Select each line where the word "Muslim" appears.

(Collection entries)
+++
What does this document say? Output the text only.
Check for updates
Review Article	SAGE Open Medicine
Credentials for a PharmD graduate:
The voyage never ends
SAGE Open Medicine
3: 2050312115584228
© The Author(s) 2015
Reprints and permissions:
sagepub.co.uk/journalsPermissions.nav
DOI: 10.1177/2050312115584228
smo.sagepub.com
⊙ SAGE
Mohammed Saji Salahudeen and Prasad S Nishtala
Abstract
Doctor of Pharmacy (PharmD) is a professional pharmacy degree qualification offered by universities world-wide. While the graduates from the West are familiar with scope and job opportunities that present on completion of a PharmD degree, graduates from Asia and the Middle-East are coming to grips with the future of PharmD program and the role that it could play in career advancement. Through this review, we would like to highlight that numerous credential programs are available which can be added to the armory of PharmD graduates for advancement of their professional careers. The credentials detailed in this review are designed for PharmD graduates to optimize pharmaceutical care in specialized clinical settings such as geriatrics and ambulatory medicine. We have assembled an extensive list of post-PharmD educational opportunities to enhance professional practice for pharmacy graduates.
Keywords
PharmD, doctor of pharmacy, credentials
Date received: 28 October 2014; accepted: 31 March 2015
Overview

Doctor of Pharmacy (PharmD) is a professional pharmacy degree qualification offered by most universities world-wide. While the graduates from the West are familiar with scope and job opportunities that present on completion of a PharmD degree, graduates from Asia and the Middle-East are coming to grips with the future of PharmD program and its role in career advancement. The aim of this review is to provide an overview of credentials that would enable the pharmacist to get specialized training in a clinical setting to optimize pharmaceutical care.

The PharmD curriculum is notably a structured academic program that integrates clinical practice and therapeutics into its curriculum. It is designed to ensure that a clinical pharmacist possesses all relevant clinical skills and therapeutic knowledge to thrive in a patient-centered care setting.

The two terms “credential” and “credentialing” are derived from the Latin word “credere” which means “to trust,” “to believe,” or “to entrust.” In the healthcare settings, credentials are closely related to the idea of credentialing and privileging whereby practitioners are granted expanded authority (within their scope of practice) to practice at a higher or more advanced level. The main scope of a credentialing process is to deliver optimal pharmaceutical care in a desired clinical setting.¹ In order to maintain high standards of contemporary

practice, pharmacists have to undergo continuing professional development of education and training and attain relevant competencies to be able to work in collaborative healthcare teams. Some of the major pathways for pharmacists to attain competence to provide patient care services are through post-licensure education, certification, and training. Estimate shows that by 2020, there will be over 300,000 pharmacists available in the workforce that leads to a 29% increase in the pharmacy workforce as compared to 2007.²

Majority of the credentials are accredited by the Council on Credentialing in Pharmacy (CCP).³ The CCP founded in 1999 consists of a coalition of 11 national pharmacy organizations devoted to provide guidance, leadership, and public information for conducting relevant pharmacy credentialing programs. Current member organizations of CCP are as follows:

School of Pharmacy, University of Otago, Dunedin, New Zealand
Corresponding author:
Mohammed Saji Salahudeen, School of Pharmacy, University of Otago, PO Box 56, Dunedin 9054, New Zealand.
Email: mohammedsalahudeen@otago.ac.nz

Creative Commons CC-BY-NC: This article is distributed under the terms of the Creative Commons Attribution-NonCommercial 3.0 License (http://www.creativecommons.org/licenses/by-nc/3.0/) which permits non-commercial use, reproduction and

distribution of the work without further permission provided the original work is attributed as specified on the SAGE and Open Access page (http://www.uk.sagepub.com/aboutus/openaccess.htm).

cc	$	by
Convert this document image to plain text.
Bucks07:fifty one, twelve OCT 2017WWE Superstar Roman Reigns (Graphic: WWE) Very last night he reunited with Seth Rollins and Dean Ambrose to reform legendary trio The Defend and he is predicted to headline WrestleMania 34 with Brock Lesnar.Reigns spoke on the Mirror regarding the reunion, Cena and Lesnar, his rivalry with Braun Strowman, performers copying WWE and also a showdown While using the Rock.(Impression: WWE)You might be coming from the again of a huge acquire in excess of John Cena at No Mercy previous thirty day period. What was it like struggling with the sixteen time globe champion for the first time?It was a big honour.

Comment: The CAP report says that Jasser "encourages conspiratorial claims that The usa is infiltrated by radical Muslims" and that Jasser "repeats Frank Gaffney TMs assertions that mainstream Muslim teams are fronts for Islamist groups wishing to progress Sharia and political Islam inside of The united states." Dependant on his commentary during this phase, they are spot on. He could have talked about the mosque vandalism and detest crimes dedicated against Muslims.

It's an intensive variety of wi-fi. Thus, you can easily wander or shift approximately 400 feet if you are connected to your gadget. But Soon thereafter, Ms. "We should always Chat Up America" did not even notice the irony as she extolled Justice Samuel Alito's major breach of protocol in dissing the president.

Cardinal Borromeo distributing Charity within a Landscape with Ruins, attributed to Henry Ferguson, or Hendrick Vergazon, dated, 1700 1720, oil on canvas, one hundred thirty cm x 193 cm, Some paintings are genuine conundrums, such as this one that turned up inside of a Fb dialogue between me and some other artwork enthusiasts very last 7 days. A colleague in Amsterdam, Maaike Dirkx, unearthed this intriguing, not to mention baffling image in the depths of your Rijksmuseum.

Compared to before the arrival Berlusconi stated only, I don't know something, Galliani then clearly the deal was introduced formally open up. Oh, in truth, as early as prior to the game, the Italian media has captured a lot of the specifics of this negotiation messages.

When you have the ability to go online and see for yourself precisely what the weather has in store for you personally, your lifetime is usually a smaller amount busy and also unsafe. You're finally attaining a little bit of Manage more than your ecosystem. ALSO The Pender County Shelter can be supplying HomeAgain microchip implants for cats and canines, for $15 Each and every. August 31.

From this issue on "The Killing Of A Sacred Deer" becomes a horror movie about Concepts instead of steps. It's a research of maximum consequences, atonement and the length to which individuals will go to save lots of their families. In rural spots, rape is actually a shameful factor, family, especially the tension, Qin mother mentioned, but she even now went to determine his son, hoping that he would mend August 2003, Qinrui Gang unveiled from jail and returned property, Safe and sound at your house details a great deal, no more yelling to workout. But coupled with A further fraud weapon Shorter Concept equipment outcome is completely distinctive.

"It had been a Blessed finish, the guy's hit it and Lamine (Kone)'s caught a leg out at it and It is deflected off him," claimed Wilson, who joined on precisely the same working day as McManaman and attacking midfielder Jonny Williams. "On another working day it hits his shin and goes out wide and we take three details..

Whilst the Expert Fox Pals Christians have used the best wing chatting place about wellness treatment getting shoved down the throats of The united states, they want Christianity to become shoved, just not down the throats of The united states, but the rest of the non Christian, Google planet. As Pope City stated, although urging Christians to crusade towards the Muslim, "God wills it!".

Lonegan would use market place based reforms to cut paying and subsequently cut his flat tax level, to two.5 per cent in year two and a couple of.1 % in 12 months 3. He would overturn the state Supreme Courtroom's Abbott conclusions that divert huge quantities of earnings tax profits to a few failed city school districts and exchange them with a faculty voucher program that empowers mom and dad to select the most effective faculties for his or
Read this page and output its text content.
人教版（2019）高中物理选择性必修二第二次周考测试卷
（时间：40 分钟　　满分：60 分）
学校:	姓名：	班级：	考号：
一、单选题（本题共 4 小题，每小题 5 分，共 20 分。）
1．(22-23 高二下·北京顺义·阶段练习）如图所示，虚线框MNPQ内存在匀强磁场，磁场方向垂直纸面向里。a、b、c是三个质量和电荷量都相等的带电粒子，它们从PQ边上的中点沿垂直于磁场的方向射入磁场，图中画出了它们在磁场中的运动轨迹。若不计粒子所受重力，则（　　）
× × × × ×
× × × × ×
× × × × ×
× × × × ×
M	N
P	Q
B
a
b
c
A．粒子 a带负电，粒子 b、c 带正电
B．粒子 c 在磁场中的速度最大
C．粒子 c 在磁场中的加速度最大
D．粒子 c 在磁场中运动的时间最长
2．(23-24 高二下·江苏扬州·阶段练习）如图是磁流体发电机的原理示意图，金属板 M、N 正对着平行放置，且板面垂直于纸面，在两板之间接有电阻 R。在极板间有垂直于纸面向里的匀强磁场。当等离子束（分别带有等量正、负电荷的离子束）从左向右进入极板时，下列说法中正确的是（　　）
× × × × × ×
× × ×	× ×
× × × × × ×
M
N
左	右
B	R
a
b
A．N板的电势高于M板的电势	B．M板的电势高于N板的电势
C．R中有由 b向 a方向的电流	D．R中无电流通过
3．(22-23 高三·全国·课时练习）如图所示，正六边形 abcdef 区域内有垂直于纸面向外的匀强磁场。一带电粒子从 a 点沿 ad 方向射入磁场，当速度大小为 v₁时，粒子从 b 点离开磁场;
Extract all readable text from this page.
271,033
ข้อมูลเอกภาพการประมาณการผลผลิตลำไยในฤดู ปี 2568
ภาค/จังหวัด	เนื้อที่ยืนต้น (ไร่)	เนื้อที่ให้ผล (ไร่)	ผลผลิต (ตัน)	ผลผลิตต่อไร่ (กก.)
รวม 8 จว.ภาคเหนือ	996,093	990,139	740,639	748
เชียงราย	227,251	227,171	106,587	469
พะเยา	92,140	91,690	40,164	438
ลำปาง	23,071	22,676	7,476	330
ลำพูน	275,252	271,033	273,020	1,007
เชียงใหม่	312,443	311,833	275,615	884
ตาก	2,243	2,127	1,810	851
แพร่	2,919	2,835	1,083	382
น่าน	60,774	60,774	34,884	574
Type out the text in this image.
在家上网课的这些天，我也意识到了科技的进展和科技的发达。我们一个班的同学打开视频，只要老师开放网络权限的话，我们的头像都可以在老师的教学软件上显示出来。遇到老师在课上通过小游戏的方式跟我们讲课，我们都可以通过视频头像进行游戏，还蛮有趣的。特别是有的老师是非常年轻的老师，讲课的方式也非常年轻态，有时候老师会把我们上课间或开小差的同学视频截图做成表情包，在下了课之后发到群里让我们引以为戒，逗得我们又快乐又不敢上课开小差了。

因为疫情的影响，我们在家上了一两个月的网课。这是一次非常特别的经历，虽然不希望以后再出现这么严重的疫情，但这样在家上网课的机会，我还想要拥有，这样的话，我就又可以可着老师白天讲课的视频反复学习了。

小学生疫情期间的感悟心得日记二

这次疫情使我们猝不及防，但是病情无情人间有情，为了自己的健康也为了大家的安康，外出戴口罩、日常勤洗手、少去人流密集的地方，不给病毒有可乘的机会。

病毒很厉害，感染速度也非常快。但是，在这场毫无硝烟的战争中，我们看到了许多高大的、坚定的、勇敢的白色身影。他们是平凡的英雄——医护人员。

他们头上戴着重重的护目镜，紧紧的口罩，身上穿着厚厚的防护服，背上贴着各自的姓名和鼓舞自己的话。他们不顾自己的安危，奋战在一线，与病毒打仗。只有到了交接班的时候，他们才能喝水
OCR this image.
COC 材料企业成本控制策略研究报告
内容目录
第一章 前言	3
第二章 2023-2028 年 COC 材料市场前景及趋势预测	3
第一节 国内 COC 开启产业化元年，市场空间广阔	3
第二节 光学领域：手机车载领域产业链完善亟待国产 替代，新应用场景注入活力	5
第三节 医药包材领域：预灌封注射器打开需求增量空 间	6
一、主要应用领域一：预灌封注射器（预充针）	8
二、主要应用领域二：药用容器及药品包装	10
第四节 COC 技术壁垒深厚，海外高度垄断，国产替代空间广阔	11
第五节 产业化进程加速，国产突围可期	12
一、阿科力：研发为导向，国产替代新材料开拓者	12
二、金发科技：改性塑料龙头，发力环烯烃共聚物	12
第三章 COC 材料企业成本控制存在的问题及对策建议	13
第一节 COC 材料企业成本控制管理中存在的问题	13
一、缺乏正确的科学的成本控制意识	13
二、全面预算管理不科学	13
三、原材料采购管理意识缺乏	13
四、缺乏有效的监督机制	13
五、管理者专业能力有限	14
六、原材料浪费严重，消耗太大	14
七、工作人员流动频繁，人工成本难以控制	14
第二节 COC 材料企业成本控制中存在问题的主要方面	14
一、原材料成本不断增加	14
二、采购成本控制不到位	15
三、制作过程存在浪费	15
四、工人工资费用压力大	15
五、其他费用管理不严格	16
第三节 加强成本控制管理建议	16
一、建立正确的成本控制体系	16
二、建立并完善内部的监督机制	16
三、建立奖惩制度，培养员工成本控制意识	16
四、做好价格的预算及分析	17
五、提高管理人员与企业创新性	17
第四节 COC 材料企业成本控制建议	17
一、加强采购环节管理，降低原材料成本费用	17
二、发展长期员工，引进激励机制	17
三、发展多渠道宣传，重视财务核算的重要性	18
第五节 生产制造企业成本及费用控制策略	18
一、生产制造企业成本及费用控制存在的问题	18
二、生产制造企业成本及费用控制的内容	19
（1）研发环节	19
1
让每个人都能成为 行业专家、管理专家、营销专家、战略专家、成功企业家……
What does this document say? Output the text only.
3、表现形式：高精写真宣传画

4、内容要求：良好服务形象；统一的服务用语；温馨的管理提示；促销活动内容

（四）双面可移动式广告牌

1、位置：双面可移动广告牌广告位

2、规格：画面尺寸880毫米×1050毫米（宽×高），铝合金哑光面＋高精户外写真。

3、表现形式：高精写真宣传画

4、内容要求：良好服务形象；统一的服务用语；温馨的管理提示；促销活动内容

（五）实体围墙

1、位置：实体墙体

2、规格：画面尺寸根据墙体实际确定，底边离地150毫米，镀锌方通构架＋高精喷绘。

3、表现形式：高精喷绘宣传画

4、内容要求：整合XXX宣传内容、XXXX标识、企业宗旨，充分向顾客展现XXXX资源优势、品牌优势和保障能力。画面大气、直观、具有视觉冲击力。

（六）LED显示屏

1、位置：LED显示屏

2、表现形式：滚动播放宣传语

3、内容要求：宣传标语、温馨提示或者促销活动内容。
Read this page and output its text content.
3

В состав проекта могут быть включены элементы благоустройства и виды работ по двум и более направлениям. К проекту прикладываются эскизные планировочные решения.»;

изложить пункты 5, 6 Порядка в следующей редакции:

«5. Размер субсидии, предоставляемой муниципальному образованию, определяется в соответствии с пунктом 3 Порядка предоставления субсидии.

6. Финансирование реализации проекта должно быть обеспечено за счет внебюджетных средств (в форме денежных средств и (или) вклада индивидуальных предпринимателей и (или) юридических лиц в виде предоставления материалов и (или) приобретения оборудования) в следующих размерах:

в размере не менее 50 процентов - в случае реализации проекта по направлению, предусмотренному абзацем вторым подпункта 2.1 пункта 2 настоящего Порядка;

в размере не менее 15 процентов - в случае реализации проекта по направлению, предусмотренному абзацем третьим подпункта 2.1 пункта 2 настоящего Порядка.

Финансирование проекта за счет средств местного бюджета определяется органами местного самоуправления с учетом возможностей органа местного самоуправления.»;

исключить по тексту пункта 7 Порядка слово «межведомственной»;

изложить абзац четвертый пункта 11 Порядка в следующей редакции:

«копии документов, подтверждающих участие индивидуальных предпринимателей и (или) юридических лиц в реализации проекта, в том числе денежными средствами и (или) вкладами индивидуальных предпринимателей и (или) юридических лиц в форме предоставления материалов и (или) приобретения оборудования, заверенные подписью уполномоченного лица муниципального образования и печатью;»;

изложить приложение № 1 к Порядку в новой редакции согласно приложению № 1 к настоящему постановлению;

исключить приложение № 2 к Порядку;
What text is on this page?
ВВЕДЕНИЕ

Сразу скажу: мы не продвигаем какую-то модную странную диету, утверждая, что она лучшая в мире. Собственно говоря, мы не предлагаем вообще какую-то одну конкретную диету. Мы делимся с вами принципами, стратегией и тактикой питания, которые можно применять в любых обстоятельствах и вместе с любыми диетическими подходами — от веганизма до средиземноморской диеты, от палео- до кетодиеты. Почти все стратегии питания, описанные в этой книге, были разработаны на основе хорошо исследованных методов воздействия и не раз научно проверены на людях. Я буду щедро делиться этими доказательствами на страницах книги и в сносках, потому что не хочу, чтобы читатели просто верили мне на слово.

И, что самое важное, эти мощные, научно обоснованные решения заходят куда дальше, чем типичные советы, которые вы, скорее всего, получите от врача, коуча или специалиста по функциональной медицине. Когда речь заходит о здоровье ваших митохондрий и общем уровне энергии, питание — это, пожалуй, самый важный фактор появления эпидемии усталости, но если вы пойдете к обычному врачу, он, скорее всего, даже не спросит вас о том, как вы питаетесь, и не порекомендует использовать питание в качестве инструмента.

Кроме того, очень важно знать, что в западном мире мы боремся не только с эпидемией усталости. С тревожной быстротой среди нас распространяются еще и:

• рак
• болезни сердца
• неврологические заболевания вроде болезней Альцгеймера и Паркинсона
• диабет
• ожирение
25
+++
● CORRECT ANSWER:
Comment: The CAP report says that Jasser "encourages conspiratorial claims that The usa is infiltrated by radical Muslims" and that Jasser "repeats Frank Gaffney TMs assertions that mainstream Muslim teams are fronts for Islamist groups wishing to progress Sharia and political Islam inside of The united states." Dependant on his commentary during this phase, they are spot on. He could have talked about the mosque vandalism and detest crimes dedicated against Muslims.
Whilst the Expert Fox Pals Christians have used the best wing chatting place about wellness treatment getting shoved down the throats of The united states, they want Christianity to become shoved, just not down the throats of The united states, but the rest of the non Christian, Google planet. As Pope City stated, although urging Christians to crusade towards the Muslim, "God wills it!".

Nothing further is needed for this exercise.